[Rows from a dataset]
####
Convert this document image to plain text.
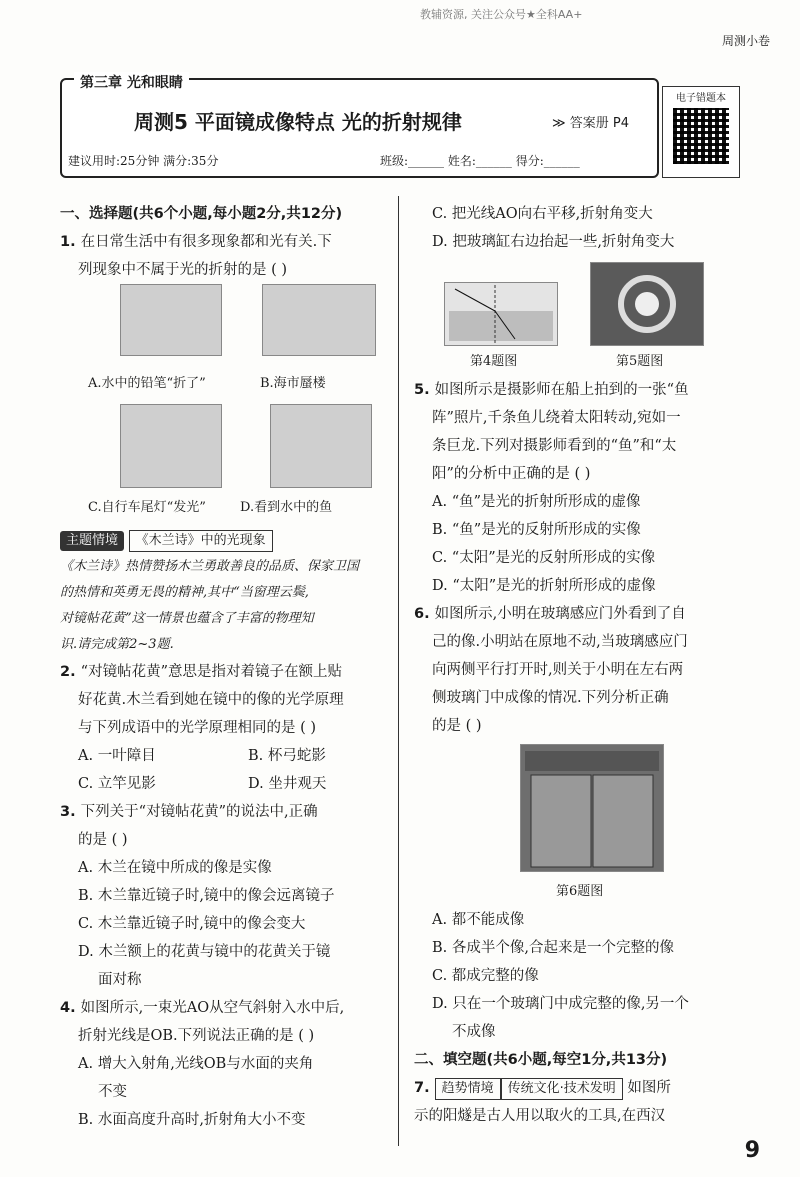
教辅资源, 关注公众号★全科AA+
周测小卷
第三章 光和眼睛
周测5 平面镜成像特点 光的折射规律	≫ 答案册 P4
建议用时:25分钟 满分:35分	班级:______ 姓名:______ 得分:______
电子错题本

一、选择题(共6个小题,每小题2分,共12分)

1. 在日常生活中有很多现象都和光有关.下

列现象中不属于光的折射的是 ( )

A.水中的铅笔“折了”	B.海市蜃楼
C.自行车尾灯“发光”	D.看到水中的鱼

主题情境 《木兰诗》中的光现象

《木兰诗》热情赞扬木兰勇敢善良的品质、保家卫国

的热情和英勇无畏的精神,其中“当窗理云鬓,

对镜帖花黄”这一情景也蕴含了丰富的物理知

识.请完成第2~3题.

2. “对镜帖花黄”意思是指对着镜子在额上贴

好花黄.木兰看到她在镜中的像的光学原理

与下列成语中的光学原理相同的是 ( )

A. 一叶障目	B. 杯弓蛇影

C. 立竿见影	D. 坐井观天

3. 下列关于“对镜帖花黄”的说法中,正确

的是 ( )

A. 木兰在镜中所成的像是实像

B. 木兰靠近镜子时,镜中的像会远离镜子

C. 木兰靠近镜子时,镜中的像会变大

D. 木兰额上的花黄与镜中的花黄关于镜

面对称

4. 如图所示,一束光AO从空气斜射入水中后,

折射光线是OB.下列说法正确的是 ( )

A. 增大入射角,光线OB与水面的夹角

不变

B. 水面高度升高时,折射角大小不变

C. 把光线AO向右平移,折射角变大

D. 把玻璃缸右边抬起一些,折射角变大

第4题图	第5题图

5. 如图所示是摄影师在船上拍到的一张“鱼

阵”照片,千条鱼儿绕着太阳转动,宛如一

条巨龙.下列对摄影师看到的“鱼”和“太

阳”的分析中正确的是 ( )

A. “鱼”是光的折射所形成的虚像

B. “鱼”是光的反射所形成的实像

C. “太阳”是光的反射所形成的实像

D. “太阳”是光的折射所形成的虚像

6. 如图所示,小明在玻璃感应门外看到了自

己的像.小明站在原地不动,当玻璃感应门

向两侧平行打开时,则关于小明在左右两

侧玻璃门中成像的情况.下列分析正确

的是 ( )

第6题图

A. 都不能成像

B. 各成半个像,合起来是一个完整的像

C. 都成完整的像

D. 只在一个玻璃门中成完整的像,另一个

不成像

二、填空题(共6小题,每空1分,共13分)

7. 趋势情境 传统文化·技术发明 如图所

示的阳燧是古人用以取火的工具,在西汉

9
####
= PROBLEM STATEMENT =
Transcribe the preceding listing in its entirety and with exact wording, leaving out pictures.

= FINISHED ANSWER =
Convert this document image to plain text.
教辅资源, 关注公众号★全科AA+
周测小卷
第三章 光和眼睛
周测5 平面镜成像特点 光的折射规律	≫ 答案册 P4
建议用时:25分钟 满分:35分	班级:______ 姓名:______ 得分:______
电子错题本

一、选择题(共6个小题,每小题2分,共12分)

1. 在日常生活中有很多现象都和光有关.下

列现象中不属于光的折射的是 ( )

A.水中的铅笔“折了”	B.海市蜃楼
C.自行车尾灯“发光”	D.看到水中的鱼

主题情境 《木兰诗》中的光现象

《木兰诗》热情赞扬木兰勇敢善良的品质、保家卫国

的热情和英勇无畏的精神,其中“当窗理云鬓,

对镜帖花黄”这一情景也蕴含了丰富的物理知

识.请完成第2~3题.

2. “对镜帖花黄”意思是指对着镜子在额上贴

好花黄.木兰看到她在镜中的像的光学原理

与下列成语中的光学原理相同的是 ( )

A. 一叶障目	B. 杯弓蛇影

C. 立竿见影	D. 坐井观天

3. 下列关于“对镜帖花黄”的说法中,正确

的是 ( )

A. 木兰在镜中所成的像是实像

B. 木兰靠近镜子时,镜中的像会远离镜子

C. 木兰靠近镜子时,镜中的像会变大

D. 木兰额上的花黄与镜中的花黄关于镜

面对称

4. 如图所示,一束光AO从空气斜射入水中后,

折射光线是OB.下列说法正确的是 ( )

A. 增大入射角,光线OB与水面的夹角

不变

B. 水面高度升高时,折射角大小不变

C. 把光线AO向右平移,折射角变大

D. 把玻璃缸右边抬起一些,折射角变大

第4题图	第5题图

5. 如图所示是摄影师在船上拍到的一张“鱼

阵”照片,千条鱼儿绕着太阳转动,宛如一

条巨龙.下列对摄影师看到的“鱼”和“太

阳”的分析中正确的是 ( )

A. “鱼”是光的折射所形成的虚像

B. “鱼”是光的反射所形成的实像

C. “太阳”是光的反射所形成的实像

D. “太阳”是光的折射所形成的虚像

6. 如图所示,小明在玻璃感应门外看到了自

己的像.小明站在原地不动,当玻璃感应门

向两侧平行打开时,则关于小明在左右两

侧玻璃门中成像的情况.下列分析正确

的是 ( )

第6题图

A. 都不能成像

B. 各成半个像,合起来是一个完整的像

C. 都成完整的像

D. 只在一个玻璃门中成完整的像,另一个

不成像

二、填空题(共6小题,每空1分,共13分)

7. 趋势情境 传统文化·技术发明 如图所

示的阳燧是古人用以取火的工具,在西汉

9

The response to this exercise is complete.